» **EXERCISE DIRECTIONS**
Answer these questions using the breast reconstruction podcast page.
1. In which department and institution is David A. Sterling an assistant professor of plastic surgery?
2. Which board certifies him?
3. Who hosts the podcast?

#### PROVIDED PASSAGE

This episode delves into the evolving techniques and options available for breast reconstruction after cancer surgery. Join plastic surgeon Dr. David A. Sterling as he shares insights on the different types of procedures and what candidates should expect post-operation. This is vital information for patients seeking to regain their sense of wholeness.
What You Need to Know About Breast Reconstruction
David A. Sterling, M.D.
David A. Sterling is an assistant professor of plastic surgery in the Department of Surgery at the University of Arkansas for Medical Sciences. He is board certified by The American Board of Plastic Surgery, Inc.
Dr. Sterling’s interests in aesthetic surgery include facial rejuvenation, rhinoplasty, breast and body contouring, as well as minimally and non-invasive treatments. His interests in reconstructive plastic surgery include breast reconstruction, post-Mohs reconstruction, face trauma, and complex soft tissue management.
What You Need to Know About Breast Reconstruction
Amanda Wilde (Host): For patients contemplating breast reconstruction, techniques and procedures have evolved. So we're exploring what you need to know about breast reconstruction with plastic surgeon, Dr. David A. Sterling. This is UAMS Health Talk, a podcast from the University of Arkansas for Medical Sciences. I'm Amanda Wilde.

########
#### DATA EXTRACT

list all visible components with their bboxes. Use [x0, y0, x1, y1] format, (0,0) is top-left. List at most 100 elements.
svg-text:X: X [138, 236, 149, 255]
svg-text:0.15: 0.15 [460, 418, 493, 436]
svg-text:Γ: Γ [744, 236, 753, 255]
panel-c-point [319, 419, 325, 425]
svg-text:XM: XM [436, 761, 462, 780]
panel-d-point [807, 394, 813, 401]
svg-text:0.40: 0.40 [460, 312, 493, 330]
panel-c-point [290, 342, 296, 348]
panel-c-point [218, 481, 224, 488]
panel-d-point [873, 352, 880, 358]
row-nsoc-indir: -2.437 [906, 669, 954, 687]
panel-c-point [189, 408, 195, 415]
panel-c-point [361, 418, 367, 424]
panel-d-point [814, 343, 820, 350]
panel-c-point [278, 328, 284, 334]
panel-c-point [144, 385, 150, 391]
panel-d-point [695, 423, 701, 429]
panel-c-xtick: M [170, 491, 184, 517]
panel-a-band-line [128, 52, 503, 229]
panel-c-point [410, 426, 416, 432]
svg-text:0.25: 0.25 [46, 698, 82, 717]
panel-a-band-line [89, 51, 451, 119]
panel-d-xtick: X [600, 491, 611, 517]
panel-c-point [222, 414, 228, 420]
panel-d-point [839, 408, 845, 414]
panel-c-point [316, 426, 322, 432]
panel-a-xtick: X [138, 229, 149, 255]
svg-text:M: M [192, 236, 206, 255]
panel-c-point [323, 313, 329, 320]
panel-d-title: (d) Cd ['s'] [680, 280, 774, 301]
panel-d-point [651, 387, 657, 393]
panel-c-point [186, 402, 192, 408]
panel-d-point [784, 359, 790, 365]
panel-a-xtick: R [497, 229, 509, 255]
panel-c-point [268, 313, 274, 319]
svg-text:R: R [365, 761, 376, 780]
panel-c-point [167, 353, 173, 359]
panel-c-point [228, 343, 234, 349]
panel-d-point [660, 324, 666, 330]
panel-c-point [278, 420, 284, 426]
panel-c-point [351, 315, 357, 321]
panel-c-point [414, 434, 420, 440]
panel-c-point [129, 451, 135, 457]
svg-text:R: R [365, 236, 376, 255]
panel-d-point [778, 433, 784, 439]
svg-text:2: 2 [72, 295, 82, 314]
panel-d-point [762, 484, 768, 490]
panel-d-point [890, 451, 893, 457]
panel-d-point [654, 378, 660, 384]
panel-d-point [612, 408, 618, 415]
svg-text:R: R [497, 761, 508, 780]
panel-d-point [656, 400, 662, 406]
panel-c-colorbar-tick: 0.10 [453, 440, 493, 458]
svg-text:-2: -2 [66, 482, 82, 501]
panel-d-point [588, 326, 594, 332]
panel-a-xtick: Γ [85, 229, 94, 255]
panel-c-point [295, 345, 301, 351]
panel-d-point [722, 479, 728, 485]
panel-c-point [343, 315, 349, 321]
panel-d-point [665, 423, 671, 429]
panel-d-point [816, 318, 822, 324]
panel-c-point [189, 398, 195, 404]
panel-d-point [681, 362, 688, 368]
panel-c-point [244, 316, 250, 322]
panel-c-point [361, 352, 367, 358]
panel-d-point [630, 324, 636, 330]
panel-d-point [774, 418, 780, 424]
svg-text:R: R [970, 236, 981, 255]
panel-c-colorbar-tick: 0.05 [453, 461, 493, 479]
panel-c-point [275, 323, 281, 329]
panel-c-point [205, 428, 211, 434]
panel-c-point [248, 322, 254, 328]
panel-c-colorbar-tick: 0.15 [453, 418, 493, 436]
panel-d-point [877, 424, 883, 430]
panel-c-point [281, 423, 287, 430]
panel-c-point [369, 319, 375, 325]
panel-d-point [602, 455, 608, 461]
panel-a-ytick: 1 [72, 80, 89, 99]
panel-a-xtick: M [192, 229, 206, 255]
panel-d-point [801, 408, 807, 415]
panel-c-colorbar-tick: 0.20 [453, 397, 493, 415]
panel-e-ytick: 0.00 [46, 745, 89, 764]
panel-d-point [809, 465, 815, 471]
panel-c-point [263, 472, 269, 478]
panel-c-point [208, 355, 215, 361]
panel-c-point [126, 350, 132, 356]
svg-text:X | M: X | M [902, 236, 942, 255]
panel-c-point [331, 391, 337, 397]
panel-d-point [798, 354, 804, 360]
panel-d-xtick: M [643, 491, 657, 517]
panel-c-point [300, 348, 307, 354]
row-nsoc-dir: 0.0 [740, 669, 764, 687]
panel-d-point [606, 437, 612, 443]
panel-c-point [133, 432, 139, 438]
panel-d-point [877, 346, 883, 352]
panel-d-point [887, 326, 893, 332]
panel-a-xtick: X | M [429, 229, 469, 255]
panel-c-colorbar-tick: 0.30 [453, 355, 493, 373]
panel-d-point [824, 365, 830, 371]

########

» **ANSWER SECTION**
1. The Department of Surgery at the University of Arkansas for Medical Sciences.
2. The American Board of Plastic Surgery, Inc.
3. Amanda Wilde.